■ GIVEN RECORDS
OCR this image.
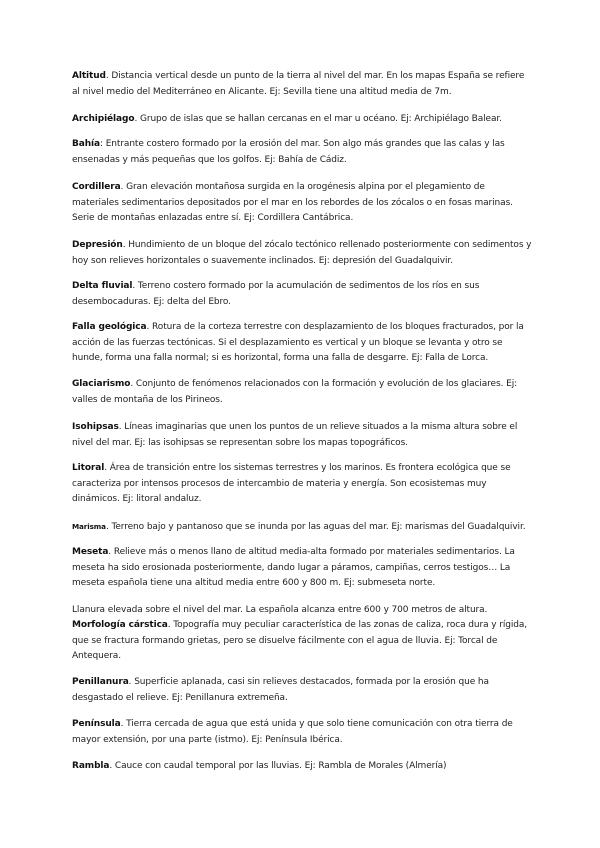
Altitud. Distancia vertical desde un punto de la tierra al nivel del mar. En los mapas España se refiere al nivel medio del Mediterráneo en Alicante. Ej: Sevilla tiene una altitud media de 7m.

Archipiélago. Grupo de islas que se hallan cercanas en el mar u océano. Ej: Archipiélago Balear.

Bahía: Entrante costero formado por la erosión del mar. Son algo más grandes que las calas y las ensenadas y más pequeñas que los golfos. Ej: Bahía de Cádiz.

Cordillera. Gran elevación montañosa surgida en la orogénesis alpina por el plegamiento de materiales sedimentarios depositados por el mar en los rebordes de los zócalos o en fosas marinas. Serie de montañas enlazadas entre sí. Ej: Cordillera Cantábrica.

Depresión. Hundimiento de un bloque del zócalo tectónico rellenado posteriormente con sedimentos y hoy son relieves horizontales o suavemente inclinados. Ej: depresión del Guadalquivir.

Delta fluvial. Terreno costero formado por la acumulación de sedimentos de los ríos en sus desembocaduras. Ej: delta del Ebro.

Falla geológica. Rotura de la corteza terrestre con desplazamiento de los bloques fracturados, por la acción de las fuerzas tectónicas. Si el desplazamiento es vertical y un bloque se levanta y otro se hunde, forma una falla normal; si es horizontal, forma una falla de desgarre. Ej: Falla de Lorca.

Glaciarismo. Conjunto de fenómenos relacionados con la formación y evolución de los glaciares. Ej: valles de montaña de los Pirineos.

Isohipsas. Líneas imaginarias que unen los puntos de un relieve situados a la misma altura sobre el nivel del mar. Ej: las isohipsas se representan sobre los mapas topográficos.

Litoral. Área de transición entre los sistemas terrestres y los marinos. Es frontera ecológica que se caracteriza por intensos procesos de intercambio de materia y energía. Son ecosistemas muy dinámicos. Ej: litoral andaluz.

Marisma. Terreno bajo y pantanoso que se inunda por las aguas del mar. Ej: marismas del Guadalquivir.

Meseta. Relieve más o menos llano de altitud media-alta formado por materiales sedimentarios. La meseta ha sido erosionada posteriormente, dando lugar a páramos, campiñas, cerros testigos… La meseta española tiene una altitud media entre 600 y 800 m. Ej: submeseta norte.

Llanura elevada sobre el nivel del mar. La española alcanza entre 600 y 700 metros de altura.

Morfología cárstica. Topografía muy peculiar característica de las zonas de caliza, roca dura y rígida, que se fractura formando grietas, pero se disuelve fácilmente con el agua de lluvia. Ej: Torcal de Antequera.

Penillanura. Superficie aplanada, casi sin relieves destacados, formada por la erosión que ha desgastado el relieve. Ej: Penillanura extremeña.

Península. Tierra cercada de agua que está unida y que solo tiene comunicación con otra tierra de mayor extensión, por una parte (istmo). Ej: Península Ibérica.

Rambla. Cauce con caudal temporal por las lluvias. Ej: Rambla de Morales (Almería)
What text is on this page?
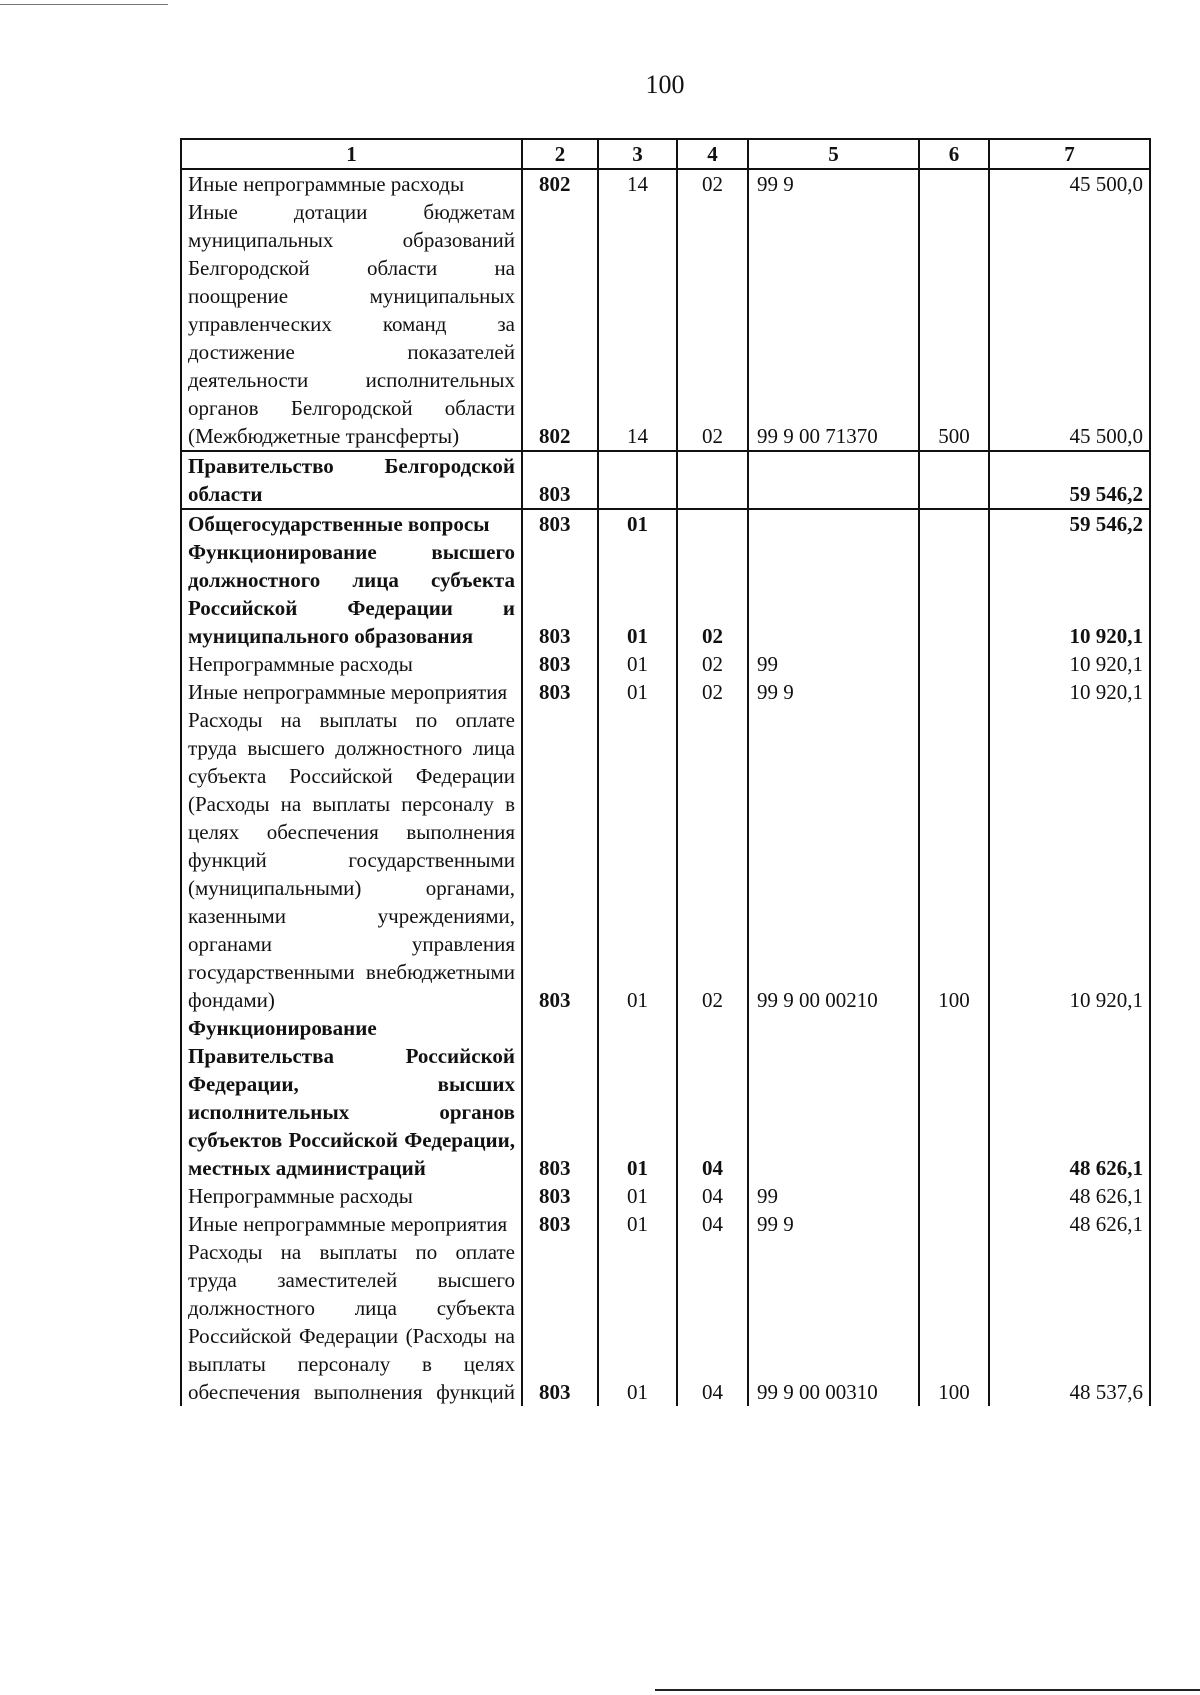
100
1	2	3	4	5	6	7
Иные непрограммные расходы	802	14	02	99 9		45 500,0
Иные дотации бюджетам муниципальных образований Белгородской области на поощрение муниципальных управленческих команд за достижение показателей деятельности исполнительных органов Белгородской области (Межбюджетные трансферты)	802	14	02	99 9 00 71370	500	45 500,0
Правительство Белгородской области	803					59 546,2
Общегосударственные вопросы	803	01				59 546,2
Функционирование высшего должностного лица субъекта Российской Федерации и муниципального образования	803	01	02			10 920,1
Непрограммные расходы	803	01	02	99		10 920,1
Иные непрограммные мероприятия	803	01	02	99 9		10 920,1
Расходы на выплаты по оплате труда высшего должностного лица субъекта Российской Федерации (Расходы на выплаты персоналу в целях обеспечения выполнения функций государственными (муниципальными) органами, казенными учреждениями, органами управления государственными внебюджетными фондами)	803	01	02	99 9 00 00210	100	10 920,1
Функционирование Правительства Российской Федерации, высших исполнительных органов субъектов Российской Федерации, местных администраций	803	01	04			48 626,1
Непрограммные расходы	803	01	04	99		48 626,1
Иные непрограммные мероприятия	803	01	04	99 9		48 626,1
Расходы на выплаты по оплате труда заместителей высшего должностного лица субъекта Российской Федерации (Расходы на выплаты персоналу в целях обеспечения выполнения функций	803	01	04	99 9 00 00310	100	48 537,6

* * *

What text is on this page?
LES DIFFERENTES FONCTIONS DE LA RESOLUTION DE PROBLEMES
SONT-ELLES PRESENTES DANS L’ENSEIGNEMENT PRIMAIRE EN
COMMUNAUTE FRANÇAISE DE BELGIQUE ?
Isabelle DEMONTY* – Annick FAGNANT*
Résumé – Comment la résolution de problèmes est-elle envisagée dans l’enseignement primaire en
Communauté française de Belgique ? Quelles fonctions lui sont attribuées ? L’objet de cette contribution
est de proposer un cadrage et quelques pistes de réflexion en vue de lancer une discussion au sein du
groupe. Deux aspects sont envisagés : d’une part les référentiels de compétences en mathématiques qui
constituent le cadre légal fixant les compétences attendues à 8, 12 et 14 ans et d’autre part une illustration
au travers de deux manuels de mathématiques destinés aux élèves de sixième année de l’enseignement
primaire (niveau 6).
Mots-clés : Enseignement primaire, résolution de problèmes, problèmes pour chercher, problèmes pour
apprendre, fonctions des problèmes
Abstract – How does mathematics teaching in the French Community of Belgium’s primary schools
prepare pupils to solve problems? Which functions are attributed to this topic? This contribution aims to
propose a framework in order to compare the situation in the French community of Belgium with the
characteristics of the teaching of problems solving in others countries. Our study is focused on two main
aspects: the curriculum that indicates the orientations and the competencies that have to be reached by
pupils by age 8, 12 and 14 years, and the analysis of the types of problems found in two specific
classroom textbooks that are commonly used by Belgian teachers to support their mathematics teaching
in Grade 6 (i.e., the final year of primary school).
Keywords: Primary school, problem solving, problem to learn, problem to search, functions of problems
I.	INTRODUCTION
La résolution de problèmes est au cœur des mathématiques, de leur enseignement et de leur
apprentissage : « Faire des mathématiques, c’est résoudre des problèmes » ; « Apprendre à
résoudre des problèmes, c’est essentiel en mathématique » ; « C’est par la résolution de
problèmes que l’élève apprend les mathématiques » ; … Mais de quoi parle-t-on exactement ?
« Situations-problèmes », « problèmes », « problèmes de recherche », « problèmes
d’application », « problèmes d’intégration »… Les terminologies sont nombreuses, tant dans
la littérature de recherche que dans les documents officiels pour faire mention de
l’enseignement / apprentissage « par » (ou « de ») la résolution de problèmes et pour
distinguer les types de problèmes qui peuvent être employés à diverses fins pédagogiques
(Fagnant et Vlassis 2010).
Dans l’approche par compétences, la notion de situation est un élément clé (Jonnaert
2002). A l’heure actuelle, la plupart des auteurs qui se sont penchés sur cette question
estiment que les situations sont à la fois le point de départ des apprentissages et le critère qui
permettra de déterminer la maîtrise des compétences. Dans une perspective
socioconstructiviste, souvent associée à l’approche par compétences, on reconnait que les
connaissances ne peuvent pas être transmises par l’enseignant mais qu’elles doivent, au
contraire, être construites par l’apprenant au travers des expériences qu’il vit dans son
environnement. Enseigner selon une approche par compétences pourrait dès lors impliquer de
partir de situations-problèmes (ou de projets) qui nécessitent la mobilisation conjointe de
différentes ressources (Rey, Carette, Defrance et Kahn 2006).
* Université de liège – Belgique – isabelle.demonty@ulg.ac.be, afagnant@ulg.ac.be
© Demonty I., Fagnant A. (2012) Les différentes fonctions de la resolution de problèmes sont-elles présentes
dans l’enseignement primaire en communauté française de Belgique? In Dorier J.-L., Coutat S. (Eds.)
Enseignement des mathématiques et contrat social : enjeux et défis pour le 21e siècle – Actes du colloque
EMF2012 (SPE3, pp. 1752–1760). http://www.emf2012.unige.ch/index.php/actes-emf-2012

■ PROBLEM TO SOLVE
Read the entries and pick out all lines that include the word "mapas".

■ ANSWER TO THIS PROBLEM
Altitud. Distancia vertical desde un punto de la tierra al nivel del mar. En los mapas España se refiere al nivel medio del Mediterráneo en Alicante. Ej: Sevilla tiene una altitud media de 7m.
Isohipsas. Líneas imaginarias que unen los puntos de un relieve situados a la misma altura sobre el nivel del mar. Ej: las isohipsas se representan sobre los mapas topográficos.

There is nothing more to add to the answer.